[INPUT RECORDS]:
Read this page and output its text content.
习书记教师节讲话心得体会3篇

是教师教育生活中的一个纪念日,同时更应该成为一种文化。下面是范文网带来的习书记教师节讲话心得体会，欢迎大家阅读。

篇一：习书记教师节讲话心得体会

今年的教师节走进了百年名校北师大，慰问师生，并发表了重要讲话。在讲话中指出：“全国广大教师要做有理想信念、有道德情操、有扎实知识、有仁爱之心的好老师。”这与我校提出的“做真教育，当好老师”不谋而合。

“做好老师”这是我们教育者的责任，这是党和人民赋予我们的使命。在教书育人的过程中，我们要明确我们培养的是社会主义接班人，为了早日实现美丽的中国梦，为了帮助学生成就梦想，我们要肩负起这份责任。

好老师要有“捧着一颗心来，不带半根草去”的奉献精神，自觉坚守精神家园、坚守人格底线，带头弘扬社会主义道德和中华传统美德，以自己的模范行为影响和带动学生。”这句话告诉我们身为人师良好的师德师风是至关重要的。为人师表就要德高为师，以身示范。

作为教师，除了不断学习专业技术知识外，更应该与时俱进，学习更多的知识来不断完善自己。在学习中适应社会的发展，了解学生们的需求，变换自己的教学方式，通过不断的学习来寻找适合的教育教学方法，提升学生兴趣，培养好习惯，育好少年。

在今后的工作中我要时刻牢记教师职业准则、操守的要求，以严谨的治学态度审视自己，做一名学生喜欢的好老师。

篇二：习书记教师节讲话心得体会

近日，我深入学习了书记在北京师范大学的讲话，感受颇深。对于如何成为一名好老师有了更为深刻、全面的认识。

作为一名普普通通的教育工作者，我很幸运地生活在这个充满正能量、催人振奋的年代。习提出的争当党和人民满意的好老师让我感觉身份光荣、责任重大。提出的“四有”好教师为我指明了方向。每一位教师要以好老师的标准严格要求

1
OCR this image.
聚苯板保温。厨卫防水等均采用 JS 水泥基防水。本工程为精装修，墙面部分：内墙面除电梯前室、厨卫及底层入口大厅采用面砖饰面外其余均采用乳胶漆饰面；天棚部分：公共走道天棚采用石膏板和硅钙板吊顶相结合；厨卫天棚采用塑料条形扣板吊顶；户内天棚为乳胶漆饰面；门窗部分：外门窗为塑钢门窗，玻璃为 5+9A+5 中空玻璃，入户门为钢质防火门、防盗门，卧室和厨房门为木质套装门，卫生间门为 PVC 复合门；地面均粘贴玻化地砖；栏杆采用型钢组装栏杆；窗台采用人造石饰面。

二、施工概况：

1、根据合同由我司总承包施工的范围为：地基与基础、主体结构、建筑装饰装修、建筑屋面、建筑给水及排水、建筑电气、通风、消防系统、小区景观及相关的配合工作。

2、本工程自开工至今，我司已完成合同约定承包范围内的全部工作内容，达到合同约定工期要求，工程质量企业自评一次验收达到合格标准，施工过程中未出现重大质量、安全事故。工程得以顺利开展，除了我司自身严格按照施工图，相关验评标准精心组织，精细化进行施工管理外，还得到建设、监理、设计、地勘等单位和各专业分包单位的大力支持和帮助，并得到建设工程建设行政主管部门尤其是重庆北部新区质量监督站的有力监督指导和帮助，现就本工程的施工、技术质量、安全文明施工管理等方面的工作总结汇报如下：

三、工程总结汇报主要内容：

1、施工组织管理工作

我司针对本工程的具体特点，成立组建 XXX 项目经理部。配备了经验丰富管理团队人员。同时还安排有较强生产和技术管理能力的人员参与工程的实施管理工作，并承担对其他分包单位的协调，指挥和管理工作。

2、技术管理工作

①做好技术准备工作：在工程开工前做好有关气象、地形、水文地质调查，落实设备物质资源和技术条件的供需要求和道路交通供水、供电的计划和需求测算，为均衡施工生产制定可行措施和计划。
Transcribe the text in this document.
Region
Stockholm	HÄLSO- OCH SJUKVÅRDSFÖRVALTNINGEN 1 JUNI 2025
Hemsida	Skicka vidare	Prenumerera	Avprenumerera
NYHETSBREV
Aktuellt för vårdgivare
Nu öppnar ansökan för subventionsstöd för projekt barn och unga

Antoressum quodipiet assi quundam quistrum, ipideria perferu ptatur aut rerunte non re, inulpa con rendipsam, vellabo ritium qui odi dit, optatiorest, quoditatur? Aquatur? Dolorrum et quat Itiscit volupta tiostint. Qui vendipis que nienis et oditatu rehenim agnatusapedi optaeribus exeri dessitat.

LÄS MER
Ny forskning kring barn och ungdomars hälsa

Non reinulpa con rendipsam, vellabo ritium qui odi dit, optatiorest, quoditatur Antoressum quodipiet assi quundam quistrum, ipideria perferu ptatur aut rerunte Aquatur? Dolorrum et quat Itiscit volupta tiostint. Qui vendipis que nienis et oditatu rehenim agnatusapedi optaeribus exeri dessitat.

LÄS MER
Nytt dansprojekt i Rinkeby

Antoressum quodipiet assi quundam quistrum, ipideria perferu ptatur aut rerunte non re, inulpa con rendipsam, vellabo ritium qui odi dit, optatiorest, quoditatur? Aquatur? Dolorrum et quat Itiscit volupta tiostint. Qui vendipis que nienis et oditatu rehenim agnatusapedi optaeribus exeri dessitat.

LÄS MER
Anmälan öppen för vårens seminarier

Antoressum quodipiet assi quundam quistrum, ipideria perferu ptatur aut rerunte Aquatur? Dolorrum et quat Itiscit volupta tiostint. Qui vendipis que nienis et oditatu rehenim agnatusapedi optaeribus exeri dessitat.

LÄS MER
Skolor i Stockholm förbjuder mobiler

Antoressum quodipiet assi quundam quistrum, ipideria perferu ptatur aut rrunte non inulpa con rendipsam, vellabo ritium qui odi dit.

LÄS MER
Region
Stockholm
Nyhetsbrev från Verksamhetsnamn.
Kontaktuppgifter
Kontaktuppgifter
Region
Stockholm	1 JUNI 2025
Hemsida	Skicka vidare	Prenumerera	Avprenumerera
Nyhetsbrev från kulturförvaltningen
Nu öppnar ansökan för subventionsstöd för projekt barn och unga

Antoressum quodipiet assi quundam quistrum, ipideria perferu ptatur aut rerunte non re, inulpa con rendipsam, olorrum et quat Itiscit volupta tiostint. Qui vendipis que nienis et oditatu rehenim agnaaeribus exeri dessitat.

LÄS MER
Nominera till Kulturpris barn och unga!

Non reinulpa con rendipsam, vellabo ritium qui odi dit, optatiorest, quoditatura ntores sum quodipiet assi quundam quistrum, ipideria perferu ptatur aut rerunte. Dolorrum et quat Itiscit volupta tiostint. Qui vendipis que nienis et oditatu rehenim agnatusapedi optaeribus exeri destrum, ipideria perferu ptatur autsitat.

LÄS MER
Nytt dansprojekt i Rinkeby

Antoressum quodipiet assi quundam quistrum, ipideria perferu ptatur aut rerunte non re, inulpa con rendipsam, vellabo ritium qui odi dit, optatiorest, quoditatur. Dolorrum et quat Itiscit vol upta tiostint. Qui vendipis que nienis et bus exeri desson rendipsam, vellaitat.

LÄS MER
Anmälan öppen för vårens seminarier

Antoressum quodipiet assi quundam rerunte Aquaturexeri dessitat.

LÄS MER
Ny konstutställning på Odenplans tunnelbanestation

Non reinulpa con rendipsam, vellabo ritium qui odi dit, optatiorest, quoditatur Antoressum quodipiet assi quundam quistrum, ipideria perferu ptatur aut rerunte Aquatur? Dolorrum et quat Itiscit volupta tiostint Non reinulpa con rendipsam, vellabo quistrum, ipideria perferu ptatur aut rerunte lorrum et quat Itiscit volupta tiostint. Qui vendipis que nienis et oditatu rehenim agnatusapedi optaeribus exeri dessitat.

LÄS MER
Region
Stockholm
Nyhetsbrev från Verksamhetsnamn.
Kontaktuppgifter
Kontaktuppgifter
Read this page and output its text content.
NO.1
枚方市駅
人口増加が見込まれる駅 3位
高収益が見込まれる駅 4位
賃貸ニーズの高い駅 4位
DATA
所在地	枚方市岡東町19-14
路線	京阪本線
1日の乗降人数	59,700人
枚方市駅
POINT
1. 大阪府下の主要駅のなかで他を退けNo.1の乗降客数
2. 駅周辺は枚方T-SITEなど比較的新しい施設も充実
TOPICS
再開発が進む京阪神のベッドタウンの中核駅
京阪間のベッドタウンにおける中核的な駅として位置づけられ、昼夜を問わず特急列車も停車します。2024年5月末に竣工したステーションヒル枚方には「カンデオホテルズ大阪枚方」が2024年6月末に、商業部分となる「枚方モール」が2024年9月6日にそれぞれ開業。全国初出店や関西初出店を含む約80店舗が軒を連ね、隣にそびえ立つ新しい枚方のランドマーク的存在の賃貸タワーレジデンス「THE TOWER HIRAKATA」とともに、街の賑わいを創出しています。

[DIRECTION]: Check every line of the data, and copy the ones that contain "barn".

[EXERCISE SOLUTION]:
Nu öppnar ansökan för subventionsstöd för projekt barn och unga
Ny forskning kring barn och ungdomars hälsa
Nu öppnar ansökan för subventionsstöd för projekt barn och unga
Nominera till Kulturpris barn och unga!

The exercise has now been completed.